**Extracted data:**
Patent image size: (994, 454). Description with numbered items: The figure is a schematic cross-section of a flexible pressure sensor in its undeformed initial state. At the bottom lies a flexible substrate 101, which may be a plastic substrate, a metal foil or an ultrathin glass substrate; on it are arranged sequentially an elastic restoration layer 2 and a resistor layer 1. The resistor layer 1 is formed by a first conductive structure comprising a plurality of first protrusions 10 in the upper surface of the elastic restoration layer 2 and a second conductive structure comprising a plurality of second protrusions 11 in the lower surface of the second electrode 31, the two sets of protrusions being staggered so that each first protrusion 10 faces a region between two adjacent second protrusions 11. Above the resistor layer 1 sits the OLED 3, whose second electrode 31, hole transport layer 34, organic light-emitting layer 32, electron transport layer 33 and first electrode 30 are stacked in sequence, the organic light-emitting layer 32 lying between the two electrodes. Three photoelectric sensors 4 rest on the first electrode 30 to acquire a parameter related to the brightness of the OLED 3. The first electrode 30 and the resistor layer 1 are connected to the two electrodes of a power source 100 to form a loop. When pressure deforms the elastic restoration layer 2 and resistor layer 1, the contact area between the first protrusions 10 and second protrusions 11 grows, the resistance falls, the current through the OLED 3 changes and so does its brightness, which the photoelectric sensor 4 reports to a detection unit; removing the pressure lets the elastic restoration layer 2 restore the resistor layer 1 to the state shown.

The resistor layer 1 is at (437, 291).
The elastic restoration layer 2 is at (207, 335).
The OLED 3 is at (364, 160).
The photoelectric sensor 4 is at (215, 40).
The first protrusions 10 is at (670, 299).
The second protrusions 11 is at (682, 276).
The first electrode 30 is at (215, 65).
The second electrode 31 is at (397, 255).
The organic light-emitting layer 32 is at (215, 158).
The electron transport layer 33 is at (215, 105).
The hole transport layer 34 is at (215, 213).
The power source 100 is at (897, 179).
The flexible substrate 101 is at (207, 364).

**Job:**
Put every line of the listing above into a numbered list, leaving out any blank lines.

**Solution to this problem:**
1. Patent image size: (994, 454). Description with numbered items: The figure is a schematic cross-section of a flexible pressure sensor in its undeformed initial state. At the bottom lies a flexible substrate 101, which may be a plastic substrate, a metal foil or an ultrathin glass substrate; on it are arranged sequentially an elastic restoration layer 2 and a resistor layer 1. The resistor layer 1 is formed by a first conductive structure comprising a plurality of first protrusions 10 in the upper surface of the elastic restoration layer 2 and a second conductive structure comprising a plurality of second protrusions 11 in the lower surface of the second electrode 31, the two sets of protrusions being staggered so that each first protrusion 10 faces a region between two adjacent second protrusions 11. Above the resistor layer 1 sits the OLED 3, whose second electrode 31, hole transport layer 34, organic light-emitting layer 32, electron transport layer 33 and first electrode 30 are stacked in sequence, the organic light-emitting layer 32 lying between the two electrodes. Three photoelectric sensors 4 rest on the first electrode 30 to acquire a parameter related to the brightness of the OLED 3. The first electrode 30 and the resistor layer 1 are connected to the two electrodes of a power source 100 to form a loop. When pressure deforms the elastic restoration layer 2 and resistor layer 1, the contact area between the first protrusions 10 and second protrusions 11 grows, the resistance falls, the current through the OLED 3 changes and so does its brightness, which the photoelectric sensor 4 reports to a detection unit; removing the pressure lets the elastic restoration layer 2 restore the resistor layer 1 to the state shown.
2. The resistor layer 1 is at (437, 291).
3. The elastic restoration layer 2 is at (207, 335).
4. The OLED 3 is at (364, 160).
5. The photoelectric sensor 4 is at (215, 40).
6. The first protrusions 10 is at (670, 299).
7. The second protrusions 11 is at (682, 276).
8. The first electrode 30 is at (215, 65).
9. The second electrode 31 is at (397, 255).
10. The organic light-emitting layer 32 is at (215, 158).
11. The electron transport layer 33 is at (215, 105).
12. The hole transport layer 34 is at (215, 213).
13. The power source 100 is at (897, 179).
14. The flexible substrate 101 is at (207, 364).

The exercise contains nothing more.